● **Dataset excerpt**
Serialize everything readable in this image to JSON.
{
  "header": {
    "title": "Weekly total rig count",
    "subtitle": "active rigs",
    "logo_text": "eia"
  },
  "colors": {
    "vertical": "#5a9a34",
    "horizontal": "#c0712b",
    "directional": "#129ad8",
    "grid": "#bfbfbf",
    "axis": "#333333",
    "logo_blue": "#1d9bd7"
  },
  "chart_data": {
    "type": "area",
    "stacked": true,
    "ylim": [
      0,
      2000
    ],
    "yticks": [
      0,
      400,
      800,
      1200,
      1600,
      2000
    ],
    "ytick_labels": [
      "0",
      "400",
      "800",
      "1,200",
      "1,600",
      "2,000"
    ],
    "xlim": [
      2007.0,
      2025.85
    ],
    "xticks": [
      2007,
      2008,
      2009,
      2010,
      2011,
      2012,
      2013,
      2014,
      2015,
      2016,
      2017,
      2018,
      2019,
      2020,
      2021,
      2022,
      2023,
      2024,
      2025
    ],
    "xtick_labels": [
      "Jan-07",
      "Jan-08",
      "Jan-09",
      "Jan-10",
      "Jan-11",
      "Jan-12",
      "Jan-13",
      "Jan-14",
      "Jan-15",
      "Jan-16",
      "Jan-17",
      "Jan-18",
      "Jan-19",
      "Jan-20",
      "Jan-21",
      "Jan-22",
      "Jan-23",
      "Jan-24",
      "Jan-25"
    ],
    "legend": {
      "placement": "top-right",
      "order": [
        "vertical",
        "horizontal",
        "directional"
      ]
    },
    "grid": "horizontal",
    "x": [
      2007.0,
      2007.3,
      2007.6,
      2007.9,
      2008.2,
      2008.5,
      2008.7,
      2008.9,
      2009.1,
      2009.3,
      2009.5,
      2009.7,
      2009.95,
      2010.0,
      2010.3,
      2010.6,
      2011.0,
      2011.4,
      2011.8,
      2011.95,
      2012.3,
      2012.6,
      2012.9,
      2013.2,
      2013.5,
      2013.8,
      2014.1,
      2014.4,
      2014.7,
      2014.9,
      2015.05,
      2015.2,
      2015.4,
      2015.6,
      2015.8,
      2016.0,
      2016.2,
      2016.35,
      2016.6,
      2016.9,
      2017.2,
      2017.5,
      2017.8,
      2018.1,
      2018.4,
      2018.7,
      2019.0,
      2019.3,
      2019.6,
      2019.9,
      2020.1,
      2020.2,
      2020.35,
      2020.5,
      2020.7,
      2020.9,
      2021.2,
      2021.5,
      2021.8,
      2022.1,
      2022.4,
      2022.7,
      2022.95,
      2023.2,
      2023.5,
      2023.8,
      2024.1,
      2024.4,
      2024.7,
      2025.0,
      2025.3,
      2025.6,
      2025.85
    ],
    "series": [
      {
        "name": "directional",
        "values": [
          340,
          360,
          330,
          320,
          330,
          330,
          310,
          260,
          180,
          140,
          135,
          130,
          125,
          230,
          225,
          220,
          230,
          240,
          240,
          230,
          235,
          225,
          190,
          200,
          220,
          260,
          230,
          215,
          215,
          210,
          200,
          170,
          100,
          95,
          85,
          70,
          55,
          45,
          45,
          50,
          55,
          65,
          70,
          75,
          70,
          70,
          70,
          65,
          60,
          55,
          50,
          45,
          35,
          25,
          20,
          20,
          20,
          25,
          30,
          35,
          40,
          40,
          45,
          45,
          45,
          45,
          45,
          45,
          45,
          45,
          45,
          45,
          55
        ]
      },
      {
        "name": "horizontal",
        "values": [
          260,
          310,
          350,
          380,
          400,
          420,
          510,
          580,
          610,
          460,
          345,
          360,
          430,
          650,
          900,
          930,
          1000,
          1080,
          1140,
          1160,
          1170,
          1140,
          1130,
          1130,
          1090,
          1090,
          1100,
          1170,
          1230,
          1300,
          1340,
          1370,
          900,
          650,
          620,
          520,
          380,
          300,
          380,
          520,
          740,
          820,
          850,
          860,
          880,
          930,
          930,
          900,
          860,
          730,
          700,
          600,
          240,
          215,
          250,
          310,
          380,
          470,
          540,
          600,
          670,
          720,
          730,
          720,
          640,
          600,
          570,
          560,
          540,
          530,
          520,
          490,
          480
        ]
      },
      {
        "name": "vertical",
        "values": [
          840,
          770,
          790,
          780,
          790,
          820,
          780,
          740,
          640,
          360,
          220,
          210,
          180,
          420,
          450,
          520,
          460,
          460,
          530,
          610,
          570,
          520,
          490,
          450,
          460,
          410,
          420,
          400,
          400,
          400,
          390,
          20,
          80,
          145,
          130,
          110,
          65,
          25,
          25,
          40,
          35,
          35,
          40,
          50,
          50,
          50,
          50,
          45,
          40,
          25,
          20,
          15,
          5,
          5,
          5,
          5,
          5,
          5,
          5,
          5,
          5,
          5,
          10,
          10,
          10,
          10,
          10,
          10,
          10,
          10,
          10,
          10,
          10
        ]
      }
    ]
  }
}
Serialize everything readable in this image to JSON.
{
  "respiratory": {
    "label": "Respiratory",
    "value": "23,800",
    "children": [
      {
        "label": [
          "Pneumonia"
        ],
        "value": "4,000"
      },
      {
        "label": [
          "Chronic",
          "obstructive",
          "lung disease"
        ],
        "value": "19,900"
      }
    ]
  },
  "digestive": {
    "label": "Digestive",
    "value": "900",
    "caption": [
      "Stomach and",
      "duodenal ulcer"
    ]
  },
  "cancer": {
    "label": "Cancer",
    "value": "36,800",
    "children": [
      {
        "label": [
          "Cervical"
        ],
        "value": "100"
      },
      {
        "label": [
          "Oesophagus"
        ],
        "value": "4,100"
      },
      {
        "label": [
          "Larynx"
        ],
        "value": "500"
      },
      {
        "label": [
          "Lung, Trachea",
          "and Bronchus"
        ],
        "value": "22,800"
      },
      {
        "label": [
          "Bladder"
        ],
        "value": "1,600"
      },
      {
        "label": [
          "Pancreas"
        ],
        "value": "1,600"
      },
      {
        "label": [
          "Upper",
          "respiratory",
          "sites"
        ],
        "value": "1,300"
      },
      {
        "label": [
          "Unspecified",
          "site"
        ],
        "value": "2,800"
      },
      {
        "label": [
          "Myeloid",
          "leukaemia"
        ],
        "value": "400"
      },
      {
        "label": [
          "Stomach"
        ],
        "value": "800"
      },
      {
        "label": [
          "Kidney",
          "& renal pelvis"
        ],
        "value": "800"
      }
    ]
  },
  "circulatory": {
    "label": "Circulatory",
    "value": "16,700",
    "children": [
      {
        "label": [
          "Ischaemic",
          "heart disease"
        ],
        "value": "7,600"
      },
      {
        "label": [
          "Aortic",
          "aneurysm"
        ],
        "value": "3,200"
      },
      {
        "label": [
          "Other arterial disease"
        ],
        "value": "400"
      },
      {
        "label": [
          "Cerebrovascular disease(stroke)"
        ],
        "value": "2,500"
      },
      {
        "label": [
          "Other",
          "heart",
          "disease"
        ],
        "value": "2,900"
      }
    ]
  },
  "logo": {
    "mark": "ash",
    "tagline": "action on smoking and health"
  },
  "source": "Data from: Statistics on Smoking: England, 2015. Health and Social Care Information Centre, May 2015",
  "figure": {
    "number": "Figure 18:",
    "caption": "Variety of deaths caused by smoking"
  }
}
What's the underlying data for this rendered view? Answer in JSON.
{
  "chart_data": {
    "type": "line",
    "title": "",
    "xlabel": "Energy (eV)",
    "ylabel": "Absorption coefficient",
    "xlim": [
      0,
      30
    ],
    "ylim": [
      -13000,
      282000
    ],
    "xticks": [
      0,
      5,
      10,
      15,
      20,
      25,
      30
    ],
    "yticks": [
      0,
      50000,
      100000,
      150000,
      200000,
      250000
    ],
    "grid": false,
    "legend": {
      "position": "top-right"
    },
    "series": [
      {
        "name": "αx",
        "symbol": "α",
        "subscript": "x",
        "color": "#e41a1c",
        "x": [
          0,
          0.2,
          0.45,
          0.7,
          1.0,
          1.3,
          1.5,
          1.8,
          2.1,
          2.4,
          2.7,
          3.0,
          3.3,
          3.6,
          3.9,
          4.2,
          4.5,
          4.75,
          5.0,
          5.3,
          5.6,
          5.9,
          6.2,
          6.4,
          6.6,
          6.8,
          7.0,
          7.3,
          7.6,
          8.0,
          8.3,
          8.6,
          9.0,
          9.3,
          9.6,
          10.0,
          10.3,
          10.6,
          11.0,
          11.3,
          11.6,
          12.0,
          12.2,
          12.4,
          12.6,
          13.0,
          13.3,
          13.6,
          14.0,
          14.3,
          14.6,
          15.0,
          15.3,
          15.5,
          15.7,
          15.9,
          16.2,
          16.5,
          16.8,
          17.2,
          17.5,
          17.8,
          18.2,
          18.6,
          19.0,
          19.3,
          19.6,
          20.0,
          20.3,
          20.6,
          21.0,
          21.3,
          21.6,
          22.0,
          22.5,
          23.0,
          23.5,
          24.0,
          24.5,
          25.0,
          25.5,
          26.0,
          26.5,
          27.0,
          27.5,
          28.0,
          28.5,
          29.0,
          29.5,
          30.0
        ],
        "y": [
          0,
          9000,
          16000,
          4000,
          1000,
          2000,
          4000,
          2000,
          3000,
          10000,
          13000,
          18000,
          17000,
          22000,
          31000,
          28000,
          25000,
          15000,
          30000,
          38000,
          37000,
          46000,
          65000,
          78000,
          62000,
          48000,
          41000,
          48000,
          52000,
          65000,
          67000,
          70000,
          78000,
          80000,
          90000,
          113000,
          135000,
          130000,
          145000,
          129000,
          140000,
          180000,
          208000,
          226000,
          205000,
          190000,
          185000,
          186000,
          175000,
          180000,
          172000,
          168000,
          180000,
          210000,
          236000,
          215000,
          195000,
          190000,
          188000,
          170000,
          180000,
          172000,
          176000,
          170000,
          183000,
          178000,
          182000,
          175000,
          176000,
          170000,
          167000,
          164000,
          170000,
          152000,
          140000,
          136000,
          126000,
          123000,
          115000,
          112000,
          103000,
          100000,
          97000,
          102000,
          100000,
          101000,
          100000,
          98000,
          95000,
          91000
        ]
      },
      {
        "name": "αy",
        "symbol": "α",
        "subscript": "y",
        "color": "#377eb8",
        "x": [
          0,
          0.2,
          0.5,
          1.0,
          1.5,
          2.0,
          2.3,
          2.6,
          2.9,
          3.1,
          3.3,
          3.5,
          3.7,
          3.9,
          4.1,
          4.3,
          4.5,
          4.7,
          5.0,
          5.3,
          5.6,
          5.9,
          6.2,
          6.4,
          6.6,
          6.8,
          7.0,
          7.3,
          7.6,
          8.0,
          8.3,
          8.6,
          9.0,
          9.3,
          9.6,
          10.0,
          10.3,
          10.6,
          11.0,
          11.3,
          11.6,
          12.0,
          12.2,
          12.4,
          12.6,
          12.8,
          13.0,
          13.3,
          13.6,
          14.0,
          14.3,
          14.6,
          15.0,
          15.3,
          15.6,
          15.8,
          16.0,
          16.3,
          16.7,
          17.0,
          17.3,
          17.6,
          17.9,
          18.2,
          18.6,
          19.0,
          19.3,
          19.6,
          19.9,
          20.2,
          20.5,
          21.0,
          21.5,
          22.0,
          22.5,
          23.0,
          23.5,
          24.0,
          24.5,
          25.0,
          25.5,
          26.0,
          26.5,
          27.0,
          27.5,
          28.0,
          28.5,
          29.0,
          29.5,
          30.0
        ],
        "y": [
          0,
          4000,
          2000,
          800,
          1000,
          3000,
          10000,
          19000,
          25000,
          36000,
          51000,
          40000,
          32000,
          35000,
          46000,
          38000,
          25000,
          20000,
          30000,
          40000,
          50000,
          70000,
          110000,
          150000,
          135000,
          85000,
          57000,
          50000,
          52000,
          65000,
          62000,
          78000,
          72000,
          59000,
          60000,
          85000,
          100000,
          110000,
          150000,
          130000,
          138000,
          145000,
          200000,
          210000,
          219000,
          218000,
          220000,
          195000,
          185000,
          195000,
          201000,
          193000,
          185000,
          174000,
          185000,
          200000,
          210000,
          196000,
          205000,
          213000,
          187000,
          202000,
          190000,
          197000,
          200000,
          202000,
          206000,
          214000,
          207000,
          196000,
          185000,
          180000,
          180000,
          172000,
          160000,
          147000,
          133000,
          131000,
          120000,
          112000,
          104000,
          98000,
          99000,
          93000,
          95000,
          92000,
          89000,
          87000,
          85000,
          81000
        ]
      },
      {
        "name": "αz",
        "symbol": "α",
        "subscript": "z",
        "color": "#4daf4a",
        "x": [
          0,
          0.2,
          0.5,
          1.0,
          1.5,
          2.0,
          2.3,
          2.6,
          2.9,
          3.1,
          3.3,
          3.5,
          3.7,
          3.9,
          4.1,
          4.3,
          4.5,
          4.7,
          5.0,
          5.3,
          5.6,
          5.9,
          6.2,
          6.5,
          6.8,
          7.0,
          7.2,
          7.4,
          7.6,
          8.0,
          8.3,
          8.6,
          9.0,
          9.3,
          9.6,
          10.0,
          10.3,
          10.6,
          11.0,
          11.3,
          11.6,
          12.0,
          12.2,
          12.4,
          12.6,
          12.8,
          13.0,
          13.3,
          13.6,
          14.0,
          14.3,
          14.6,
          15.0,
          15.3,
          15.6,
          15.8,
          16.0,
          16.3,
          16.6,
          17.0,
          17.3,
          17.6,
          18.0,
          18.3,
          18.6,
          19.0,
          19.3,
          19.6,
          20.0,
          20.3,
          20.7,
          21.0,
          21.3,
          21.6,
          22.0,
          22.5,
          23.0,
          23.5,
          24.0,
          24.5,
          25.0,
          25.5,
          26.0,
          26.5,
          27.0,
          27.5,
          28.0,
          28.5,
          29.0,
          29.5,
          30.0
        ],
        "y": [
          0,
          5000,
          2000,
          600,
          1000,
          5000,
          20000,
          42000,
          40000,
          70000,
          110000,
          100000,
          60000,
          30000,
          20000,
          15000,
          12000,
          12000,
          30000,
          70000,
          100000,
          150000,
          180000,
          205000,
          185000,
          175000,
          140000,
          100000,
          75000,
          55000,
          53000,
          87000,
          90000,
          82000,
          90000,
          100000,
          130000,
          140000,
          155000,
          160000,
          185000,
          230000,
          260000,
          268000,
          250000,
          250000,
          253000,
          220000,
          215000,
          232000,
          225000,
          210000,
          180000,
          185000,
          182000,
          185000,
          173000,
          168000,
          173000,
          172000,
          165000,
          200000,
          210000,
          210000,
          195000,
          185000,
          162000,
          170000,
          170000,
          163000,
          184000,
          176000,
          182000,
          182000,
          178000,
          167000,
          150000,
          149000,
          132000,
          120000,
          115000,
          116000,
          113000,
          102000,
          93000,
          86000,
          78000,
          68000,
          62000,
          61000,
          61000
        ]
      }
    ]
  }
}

● **YOUR TASK**
Scan the material above. Return every line containing the string "horizontal".

● **ANSWER BELOW**
    "horizontal": "#c0712b",
        "horizontal",
    "grid": "horizontal",
        "name": "horizontal",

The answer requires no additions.